TASK DESCRIPTION
Skip the pictures and quote all of the lines exactly.

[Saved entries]
——

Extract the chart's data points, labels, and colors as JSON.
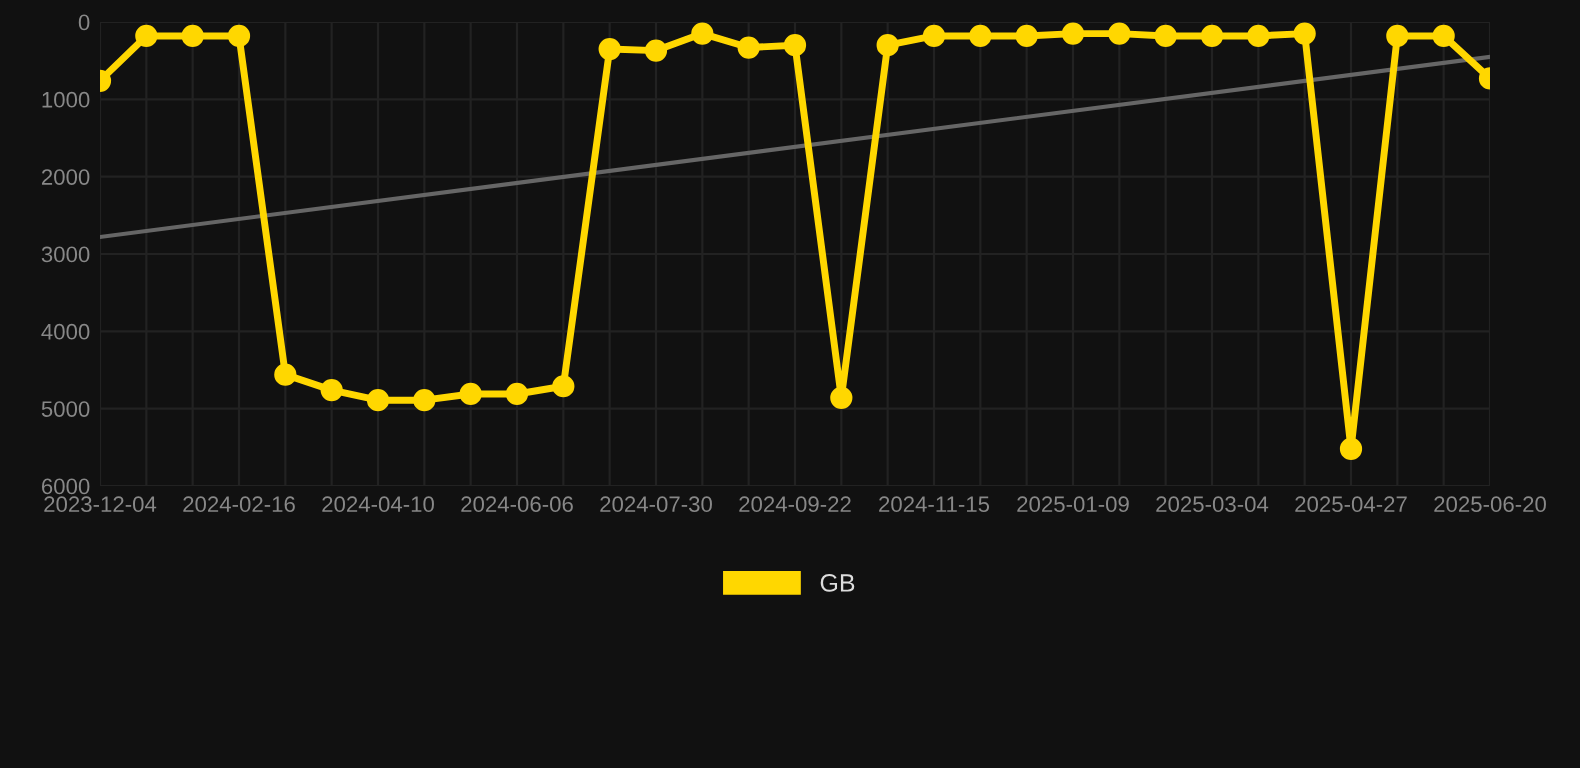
{
  "chart_data": {
    "type": "line",
    "categories": [
      "2023-12-04",
      null,
      null,
      "2024-02-16",
      null,
      null,
      "2024-04-10",
      null,
      null,
      "2024-06-06",
      null,
      null,
      "2024-07-30",
      null,
      null,
      "2024-09-22",
      null,
      null,
      "2024-11-15",
      null,
      null,
      "2025-01-09",
      null,
      null,
      "2025-03-04",
      null,
      null,
      "2025-04-27",
      null,
      null,
      "2025-06-20"
    ],
    "series": [
      {
        "name": "GB",
        "color": "#ffd700",
        "marker": "circle",
        "values": [
          760,
          180,
          180,
          180,
          4560,
          4760,
          4890,
          4890,
          4810,
          4810,
          4710,
          350,
          370,
          150,
          330,
          300,
          4860,
          300,
          180,
          180,
          180,
          150,
          150,
          180,
          180,
          180,
          150,
          5520,
          180,
          180,
          730
        ]
      },
      {
        "type": "line",
        "color": "#666666",
        "marker": "none",
        "values": [
          2780,
          null,
          null,
          null,
          null,
          null,
          null,
          null,
          null,
          null,
          null,
          null,
          null,
          null,
          null,
          null,
          null,
          null,
          null,
          null,
          null,
          null,
          null,
          null,
          null,
          null,
          null,
          null,
          null,
          null,
          450
        ]
      }
    ],
    "ylim": [
      6000,
      0
    ],
    "yticks": [
      0,
      1000,
      2000,
      3000,
      4000,
      5000,
      6000
    ],
    "grid": true,
    "legend": "bottom",
    "line_style": "solid"
  }
}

——

THE RESULT
Extract the chart's data points, labels, and colors as JSON.
{
  "chart_data": {
    "type": "line",
    "categories": [
      "2023-12-04",
      null,
      null,
      "2024-02-16",
      null,
      null,
      "2024-04-10",
      null,
      null,
      "2024-06-06",
      null,
      null,
      "2024-07-30",
      null,
      null,
      "2024-09-22",
      null,
      null,
      "2024-11-15",
      null,
      null,
      "2025-01-09",
      null,
      null,
      "2025-03-04",
      null,
      null,
      "2025-04-27",
      null,
      null,
      "2025-06-20"
    ],
    "series": [
      {
        "name": "GB",
        "color": "#ffd700",
        "marker": "circle",
        "values": [
          760,
          180,
          180,
          180,
          4560,
          4760,
          4890,
          4890,
          4810,
          4810,
          4710,
          350,
          370,
          150,
          330,
          300,
          4860,
          300,
          180,
          180,
          180,
          150,
          150,
          180,
          180,
          180,
          150,
          5520,
          180,
          180,
          730
        ]
      },
      {
        "type": "line",
        "color": "#666666",
        "marker": "none",
        "values": [
          2780,
          null,
          null,
          null,
          null,
          null,
          null,
          null,
          null,
          null,
          null,
          null,
          null,
          null,
          null,
          null,
          null,
          null,
          null,
          null,
          null,
          null,
          null,
          null,
          null,
          null,
          null,
          null,
          null,
          null,
          450
        ]
      }
    ],
    "ylim": [
      6000,
      0
    ],
    "yticks": [
      0,
      1000,
      2000,
      3000,
      4000,
      5000,
      6000
    ],
    "grid": true,
    "legend": "bottom",
    "line_style": "solid"
  }
}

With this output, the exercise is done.